[Extracted data entries]
• • •

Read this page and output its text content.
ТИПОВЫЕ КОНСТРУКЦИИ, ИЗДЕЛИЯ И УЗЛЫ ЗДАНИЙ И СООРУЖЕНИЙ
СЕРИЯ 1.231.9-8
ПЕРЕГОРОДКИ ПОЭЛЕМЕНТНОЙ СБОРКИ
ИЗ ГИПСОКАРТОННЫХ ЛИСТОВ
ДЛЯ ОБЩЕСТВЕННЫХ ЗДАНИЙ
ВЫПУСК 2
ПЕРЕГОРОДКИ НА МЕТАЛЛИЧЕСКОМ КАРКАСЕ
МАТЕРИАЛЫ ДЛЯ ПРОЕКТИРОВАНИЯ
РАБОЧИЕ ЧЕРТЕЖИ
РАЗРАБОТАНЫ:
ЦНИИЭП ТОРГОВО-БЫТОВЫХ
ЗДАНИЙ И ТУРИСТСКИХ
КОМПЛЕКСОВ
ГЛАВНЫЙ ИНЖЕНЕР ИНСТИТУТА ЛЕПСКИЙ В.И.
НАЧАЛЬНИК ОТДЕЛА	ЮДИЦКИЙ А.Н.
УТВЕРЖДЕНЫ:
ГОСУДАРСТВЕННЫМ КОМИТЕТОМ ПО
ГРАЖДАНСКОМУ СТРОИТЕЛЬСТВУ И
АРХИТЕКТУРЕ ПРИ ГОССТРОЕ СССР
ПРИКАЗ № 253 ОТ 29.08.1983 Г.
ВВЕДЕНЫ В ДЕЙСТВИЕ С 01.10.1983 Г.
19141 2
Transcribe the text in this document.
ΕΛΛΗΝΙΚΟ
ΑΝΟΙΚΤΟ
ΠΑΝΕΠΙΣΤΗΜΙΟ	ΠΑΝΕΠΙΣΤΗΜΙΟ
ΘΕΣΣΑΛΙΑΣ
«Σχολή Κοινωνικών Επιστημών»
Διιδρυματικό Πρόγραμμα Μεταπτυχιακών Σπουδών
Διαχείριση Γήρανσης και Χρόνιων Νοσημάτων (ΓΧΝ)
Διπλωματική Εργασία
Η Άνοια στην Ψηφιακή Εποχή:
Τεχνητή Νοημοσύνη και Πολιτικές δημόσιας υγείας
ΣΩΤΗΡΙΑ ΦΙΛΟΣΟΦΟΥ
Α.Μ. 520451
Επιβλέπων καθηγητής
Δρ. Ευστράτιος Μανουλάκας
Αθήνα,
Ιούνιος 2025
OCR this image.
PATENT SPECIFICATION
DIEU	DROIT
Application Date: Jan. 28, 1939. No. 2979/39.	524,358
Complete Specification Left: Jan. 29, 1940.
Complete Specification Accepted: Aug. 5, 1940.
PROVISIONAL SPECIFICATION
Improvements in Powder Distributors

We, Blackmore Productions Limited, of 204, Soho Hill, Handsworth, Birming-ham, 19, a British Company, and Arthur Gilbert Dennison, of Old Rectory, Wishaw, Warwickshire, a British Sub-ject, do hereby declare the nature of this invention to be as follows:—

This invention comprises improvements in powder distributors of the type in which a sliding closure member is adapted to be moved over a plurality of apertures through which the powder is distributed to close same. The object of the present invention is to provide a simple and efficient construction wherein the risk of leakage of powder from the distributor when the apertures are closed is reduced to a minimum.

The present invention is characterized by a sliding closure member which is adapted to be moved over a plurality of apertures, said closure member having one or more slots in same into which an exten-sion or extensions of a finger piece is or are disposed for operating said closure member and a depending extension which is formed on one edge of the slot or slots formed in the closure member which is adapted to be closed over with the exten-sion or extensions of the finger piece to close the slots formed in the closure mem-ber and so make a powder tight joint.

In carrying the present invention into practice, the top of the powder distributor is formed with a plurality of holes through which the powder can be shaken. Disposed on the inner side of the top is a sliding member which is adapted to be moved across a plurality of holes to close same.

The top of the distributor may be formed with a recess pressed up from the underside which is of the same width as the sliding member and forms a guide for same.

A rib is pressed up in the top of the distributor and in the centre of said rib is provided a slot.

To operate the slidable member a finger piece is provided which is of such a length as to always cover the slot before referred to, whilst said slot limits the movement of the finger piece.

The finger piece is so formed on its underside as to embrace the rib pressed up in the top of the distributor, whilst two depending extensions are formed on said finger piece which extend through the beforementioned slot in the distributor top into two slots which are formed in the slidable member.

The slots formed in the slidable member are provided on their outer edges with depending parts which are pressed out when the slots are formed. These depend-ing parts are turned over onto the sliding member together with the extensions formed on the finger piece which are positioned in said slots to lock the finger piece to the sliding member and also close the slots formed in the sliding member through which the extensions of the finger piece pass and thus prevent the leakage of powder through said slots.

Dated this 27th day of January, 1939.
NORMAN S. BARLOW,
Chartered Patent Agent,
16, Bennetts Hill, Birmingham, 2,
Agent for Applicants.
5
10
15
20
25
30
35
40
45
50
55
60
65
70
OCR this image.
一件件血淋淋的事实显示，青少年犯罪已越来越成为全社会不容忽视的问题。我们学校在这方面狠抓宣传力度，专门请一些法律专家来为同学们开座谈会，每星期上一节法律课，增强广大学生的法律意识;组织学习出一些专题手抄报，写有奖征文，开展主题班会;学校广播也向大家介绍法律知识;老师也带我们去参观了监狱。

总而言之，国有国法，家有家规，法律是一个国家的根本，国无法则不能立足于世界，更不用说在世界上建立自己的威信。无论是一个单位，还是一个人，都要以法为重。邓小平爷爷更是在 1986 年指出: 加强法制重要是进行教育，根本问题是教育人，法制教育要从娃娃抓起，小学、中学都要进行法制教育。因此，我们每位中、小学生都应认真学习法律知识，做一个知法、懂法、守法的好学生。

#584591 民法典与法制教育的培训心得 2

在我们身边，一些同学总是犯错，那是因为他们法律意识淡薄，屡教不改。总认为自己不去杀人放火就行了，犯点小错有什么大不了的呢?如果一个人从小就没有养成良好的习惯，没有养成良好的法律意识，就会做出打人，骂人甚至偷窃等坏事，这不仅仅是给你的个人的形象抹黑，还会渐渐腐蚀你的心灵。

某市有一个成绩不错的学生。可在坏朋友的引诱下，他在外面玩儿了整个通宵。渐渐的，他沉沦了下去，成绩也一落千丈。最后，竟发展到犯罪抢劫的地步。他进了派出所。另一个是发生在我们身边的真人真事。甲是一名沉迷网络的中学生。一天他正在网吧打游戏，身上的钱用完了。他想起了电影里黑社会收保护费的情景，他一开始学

• • •

- Stated task
Check each line above for the word "ЗДАНИЙ" and say how many have it, with nothing else.

- Task output
3